Dataset excerpts
______

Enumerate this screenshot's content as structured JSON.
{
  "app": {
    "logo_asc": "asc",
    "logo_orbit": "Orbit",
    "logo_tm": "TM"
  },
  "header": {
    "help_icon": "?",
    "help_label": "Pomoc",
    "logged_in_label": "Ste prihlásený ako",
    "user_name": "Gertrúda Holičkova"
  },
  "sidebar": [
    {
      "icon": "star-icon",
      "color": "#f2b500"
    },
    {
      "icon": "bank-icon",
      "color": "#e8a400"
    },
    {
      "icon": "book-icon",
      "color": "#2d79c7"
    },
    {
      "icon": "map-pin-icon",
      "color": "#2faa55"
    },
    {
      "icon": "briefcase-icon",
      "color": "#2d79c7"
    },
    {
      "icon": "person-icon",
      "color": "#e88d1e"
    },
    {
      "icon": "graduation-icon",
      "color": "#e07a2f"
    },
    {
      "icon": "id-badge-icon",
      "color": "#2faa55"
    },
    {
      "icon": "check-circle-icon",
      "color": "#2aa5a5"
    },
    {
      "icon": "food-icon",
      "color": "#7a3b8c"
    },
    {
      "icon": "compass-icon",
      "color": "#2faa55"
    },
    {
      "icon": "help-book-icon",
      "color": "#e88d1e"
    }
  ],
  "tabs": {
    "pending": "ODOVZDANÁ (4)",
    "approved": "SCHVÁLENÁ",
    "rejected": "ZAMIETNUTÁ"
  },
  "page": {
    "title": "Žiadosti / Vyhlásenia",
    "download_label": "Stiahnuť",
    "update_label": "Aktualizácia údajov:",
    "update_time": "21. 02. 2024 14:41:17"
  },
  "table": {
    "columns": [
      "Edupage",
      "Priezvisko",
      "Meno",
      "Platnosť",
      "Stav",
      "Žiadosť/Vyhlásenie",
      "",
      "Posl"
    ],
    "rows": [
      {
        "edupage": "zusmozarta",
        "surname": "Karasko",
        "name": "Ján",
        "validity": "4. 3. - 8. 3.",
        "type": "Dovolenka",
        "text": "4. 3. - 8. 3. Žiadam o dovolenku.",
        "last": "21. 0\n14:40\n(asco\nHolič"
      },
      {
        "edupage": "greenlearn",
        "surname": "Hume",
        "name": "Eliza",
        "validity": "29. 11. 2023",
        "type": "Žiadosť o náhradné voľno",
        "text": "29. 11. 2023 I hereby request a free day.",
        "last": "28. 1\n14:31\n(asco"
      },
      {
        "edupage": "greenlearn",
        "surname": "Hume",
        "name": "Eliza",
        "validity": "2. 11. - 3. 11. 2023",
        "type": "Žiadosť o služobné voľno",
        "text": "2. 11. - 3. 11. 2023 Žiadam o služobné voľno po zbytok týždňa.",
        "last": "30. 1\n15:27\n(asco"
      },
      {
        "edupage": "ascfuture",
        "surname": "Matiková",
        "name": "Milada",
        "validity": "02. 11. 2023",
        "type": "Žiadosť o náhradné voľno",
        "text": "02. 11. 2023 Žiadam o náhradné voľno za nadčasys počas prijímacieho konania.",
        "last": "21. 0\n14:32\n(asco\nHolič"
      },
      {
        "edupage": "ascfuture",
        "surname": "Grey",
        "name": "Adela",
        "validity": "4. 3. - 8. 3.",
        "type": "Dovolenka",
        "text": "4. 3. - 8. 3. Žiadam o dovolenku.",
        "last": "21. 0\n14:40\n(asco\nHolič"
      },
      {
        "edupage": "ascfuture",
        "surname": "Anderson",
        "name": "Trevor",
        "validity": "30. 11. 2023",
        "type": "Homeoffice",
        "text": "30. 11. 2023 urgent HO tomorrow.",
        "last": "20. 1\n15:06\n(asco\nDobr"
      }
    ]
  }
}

______

Exercise requirements: Return the entries above exactly as they appear.

Result of this exercise:
Enumerate this screenshot's content as structured JSON.
{
  "app": {
    "logo_asc": "asc",
    "logo_orbit": "Orbit",
    "logo_tm": "TM"
  },
  "header": {
    "help_icon": "?",
    "help_label": "Pomoc",
    "logged_in_label": "Ste prihlásený ako",
    "user_name": "Gertrúda Holičkova"
  },
  "sidebar": [
    {
      "icon": "star-icon",
      "color": "#f2b500"
    },
    {
      "icon": "bank-icon",
      "color": "#e8a400"
    },
    {
      "icon": "book-icon",
      "color": "#2d79c7"
    },
    {
      "icon": "map-pin-icon",
      "color": "#2faa55"
    },
    {
      "icon": "briefcase-icon",
      "color": "#2d79c7"
    },
    {
      "icon": "person-icon",
      "color": "#e88d1e"
    },
    {
      "icon": "graduation-icon",
      "color": "#e07a2f"
    },
    {
      "icon": "id-badge-icon",
      "color": "#2faa55"
    },
    {
      "icon": "check-circle-icon",
      "color": "#2aa5a5"
    },
    {
      "icon": "food-icon",
      "color": "#7a3b8c"
    },
    {
      "icon": "compass-icon",
      "color": "#2faa55"
    },
    {
      "icon": "help-book-icon",
      "color": "#e88d1e"
    }
  ],
  "tabs": {
    "pending": "ODOVZDANÁ (4)",
    "approved": "SCHVÁLENÁ",
    "rejected": "ZAMIETNUTÁ"
  },
  "page": {
    "title": "Žiadosti / Vyhlásenia",
    "download_label": "Stiahnuť",
    "update_label": "Aktualizácia údajov:",
    "update_time": "21. 02. 2024 14:41:17"
  },
  "table": {
    "columns": [
      "Edupage",
      "Priezvisko",
      "Meno",
      "Platnosť",
      "Stav",
      "Žiadosť/Vyhlásenie",
      "",
      "Posl"
    ],
    "rows": [
      {
        "edupage": "zusmozarta",
        "surname": "Karasko",
        "name": "Ján",
        "validity": "4. 3. - 8. 3.",
        "type": "Dovolenka",
        "text": "4. 3. - 8. 3. Žiadam o dovolenku.",
        "last": "21. 0\n14:40\n(asco\nHolič"
      },
      {
        "edupage": "greenlearn",
        "surname": "Hume",
        "name": "Eliza",
        "validity": "29. 11. 2023",
        "type": "Žiadosť o náhradné voľno",
        "text": "29. 11. 2023 I hereby request a free day.",
        "last": "28. 1\n14:31\n(asco"
      },
      {
        "edupage": "greenlearn",
        "surname": "Hume",
        "name": "Eliza",
        "validity": "2. 11. - 3. 11. 2023",
        "type": "Žiadosť o služobné voľno",
        "text": "2. 11. - 3. 11. 2023 Žiadam o služobné voľno po zbytok týždňa.",
        "last": "30. 1\n15:27\n(asco"
      },
      {
        "edupage": "ascfuture",
        "surname": "Matiková",
        "name": "Milada",
        "validity": "02. 11. 2023",
        "type": "Žiadosť o náhradné voľno",
        "text": "02. 11. 2023 Žiadam o náhradné voľno za nadčasys počas prijímacieho konania.",
        "last": "21. 0\n14:32\n(asco\nHolič"
      },
      {
        "edupage": "ascfuture",
        "surname": "Grey",
        "name": "Adela",
        "validity": "4. 3. - 8. 3.",
        "type": "Dovolenka",
        "text": "4. 3. - 8. 3. Žiadam o dovolenku.",
        "last": "21. 0\n14:40\n(asco\nHolič"
      },
      {
        "edupage": "ascfuture",
        "surname": "Anderson",
        "name": "Trevor",
        "validity": "30. 11. 2023",
        "type": "Homeoffice",
        "text": "30. 11. 2023 urgent HO tomorrow.",
        "last": "20. 1\n15:06\n(asco\nDobr"
      }
    ]
  }
}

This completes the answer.